Search the data below for the string "feature". Extract every line that contains it.

DATA PROVIDED →
-- -- --

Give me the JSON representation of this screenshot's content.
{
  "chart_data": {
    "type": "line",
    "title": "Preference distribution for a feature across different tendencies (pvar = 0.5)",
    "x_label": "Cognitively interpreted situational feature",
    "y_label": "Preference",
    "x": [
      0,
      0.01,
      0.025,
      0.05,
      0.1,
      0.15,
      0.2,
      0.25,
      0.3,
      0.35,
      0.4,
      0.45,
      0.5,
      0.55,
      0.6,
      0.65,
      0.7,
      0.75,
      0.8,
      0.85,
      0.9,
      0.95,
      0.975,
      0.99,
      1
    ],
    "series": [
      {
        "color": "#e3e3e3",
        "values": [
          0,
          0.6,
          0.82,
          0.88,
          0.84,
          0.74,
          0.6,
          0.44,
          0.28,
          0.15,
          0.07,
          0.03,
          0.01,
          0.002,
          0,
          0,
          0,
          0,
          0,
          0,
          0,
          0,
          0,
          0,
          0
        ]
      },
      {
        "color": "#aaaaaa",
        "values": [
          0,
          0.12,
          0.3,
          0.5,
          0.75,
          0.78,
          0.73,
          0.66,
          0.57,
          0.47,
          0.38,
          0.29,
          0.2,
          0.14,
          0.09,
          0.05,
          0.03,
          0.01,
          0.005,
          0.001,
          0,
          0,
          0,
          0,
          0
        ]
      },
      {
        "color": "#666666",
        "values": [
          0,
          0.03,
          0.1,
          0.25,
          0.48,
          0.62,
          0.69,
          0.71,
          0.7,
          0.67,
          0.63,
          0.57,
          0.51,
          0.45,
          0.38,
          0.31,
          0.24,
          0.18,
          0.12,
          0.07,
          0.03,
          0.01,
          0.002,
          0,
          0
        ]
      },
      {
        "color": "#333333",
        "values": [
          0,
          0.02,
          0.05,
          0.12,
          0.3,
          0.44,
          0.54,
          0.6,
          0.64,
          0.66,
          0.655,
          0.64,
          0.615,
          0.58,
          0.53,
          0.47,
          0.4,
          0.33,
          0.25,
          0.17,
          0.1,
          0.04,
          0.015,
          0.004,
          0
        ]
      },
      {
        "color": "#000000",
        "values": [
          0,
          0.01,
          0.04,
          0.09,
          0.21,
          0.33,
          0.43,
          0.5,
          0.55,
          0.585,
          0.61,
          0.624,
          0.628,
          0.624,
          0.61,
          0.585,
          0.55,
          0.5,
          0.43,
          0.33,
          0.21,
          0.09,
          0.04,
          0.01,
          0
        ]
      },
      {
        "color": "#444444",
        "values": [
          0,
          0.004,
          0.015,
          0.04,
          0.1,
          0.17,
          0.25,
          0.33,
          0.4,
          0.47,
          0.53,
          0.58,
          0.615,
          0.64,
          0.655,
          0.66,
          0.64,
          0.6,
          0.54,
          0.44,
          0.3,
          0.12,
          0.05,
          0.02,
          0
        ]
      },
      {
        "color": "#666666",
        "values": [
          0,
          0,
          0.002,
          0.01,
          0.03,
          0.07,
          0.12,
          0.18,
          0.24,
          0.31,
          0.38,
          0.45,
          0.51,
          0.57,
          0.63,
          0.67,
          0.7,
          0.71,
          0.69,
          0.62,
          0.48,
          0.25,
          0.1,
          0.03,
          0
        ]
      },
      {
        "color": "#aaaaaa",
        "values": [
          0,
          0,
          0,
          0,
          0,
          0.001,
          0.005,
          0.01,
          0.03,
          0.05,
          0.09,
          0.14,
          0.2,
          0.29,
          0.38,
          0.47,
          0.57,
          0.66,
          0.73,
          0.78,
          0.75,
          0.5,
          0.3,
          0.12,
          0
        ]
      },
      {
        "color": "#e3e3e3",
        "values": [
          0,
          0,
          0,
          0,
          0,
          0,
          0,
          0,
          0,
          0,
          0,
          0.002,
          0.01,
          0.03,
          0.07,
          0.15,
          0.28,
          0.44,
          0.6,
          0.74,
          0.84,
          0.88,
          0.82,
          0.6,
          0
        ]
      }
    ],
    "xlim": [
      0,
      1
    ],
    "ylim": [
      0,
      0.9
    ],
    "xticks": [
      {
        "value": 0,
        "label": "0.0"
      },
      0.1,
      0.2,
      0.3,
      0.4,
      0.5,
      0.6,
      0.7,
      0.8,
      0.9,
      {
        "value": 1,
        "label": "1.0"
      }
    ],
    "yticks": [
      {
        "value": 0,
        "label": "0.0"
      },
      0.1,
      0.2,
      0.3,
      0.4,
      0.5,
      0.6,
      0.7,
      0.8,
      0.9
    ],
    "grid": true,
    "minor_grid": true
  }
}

-- -- --

SOLUTION →
    "title": "Preference distribution for a feature across different tendencies (pvar = 0.5)",
    "x_label": "Cognitively interpreted situational feature",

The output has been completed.